**WHAT TO PRODUCE:** Which lines contain the word "Time"? Return each of them as written.

**SOURCE RECORDS:**

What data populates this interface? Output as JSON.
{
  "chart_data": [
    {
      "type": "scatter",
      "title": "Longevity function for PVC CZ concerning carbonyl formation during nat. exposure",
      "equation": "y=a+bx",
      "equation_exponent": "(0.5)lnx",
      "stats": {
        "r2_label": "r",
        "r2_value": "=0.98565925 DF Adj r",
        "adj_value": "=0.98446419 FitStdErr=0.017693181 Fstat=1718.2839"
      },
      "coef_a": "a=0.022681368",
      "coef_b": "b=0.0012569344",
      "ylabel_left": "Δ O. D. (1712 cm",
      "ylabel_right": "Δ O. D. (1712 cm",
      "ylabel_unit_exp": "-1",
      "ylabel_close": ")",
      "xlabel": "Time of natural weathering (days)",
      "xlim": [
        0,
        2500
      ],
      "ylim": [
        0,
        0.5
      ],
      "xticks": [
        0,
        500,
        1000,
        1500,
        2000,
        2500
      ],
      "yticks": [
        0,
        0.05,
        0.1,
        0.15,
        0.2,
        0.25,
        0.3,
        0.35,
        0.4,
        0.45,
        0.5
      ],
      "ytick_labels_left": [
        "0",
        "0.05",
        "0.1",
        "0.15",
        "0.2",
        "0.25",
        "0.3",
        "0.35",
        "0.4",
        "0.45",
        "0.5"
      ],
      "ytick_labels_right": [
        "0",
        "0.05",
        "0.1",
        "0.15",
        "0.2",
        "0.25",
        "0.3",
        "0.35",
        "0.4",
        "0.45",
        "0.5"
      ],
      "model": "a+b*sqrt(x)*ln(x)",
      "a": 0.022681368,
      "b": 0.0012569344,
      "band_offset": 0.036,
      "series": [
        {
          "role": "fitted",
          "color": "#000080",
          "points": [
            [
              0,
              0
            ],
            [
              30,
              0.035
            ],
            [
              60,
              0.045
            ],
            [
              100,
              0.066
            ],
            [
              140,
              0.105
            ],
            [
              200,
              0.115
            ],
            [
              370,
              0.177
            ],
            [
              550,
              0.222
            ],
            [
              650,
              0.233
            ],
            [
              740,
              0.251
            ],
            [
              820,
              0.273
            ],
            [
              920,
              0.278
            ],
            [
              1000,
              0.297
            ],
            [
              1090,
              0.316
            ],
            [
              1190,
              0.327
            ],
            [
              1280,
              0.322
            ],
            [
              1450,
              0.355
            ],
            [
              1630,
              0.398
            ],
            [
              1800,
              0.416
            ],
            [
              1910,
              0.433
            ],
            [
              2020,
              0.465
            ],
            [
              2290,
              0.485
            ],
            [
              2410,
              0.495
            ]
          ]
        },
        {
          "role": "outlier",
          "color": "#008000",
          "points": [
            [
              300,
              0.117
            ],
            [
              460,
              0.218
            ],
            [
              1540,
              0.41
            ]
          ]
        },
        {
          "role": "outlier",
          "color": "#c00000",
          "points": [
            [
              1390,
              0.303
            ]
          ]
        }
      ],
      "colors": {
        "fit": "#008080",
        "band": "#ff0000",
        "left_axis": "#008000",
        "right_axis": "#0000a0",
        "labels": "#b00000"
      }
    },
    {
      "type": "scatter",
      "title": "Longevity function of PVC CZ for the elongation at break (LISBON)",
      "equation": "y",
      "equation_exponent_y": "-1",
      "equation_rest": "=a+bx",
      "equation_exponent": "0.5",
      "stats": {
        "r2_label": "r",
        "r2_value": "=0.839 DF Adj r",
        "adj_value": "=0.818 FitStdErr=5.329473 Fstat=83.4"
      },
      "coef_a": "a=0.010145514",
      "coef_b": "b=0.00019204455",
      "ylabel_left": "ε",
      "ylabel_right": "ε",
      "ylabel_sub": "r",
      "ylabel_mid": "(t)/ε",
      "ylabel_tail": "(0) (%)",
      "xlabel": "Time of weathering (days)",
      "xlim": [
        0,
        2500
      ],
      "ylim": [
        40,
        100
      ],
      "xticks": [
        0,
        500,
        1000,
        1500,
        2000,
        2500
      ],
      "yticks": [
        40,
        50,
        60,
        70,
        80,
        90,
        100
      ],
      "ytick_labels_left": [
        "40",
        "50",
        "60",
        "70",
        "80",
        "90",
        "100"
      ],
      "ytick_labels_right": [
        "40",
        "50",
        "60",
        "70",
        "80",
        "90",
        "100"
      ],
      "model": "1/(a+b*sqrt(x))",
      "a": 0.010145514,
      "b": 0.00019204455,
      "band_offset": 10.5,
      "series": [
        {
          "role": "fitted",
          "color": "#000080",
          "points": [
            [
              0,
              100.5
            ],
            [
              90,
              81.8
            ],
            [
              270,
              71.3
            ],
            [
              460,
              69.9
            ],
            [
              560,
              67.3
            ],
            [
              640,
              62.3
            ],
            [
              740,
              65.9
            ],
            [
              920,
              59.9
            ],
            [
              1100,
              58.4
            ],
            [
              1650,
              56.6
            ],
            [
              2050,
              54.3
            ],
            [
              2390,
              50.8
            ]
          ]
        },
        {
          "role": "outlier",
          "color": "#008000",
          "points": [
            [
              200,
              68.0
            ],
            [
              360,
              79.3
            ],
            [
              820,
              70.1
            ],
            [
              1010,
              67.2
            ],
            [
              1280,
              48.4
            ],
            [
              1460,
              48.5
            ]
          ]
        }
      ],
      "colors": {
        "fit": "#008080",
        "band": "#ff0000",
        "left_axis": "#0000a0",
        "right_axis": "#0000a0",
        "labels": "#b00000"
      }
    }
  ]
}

--

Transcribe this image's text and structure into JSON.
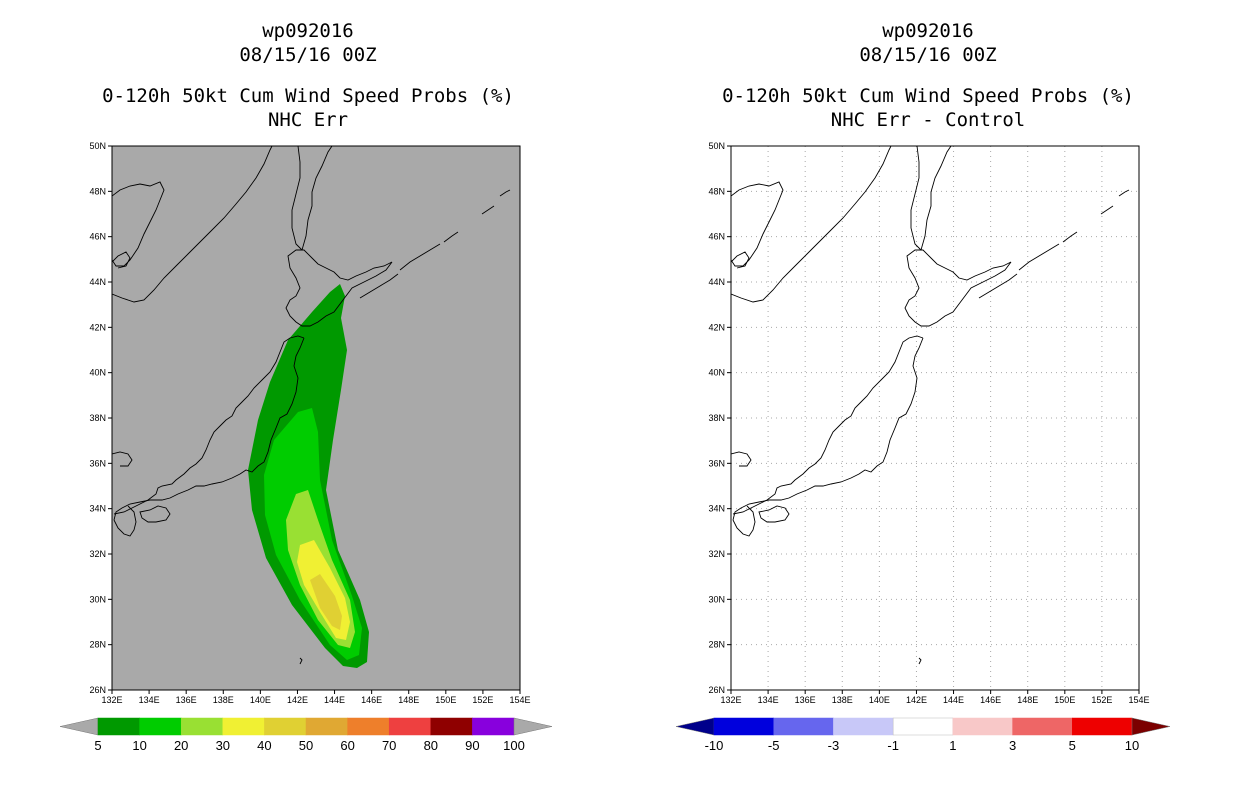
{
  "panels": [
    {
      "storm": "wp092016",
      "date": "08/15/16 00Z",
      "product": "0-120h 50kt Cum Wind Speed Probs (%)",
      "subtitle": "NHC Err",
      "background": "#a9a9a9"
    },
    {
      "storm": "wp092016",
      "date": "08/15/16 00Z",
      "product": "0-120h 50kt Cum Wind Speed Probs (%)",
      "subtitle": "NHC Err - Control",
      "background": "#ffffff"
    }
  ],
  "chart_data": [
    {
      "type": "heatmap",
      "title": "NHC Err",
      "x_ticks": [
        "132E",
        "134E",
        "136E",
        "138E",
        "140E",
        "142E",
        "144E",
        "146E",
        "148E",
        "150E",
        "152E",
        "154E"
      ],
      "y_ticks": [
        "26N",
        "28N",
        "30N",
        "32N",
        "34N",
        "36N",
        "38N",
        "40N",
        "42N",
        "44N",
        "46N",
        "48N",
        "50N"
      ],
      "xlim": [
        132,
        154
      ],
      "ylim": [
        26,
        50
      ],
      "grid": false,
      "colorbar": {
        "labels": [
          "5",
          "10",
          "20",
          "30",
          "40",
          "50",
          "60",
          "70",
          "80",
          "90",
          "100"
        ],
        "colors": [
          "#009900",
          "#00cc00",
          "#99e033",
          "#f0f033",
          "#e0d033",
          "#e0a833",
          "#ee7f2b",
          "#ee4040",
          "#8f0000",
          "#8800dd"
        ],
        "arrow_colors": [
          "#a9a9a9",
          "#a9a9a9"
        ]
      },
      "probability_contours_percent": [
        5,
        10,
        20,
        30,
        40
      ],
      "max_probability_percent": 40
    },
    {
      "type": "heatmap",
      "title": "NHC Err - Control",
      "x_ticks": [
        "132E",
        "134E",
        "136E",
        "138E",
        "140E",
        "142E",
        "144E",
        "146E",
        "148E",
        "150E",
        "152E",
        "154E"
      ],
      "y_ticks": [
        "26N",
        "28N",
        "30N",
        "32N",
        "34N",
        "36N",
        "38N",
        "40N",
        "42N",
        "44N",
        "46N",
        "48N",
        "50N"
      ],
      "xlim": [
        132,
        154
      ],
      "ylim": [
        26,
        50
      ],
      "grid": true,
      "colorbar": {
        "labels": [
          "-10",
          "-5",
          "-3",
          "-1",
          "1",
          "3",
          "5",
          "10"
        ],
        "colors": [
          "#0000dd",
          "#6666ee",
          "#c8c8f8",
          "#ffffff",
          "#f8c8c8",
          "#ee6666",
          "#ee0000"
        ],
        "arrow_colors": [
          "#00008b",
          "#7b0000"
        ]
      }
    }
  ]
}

**EXPECTED ANSWER:**
      "xlabel": "Time of natural weathering (days)",
      "xlabel": "Time of weathering (days)",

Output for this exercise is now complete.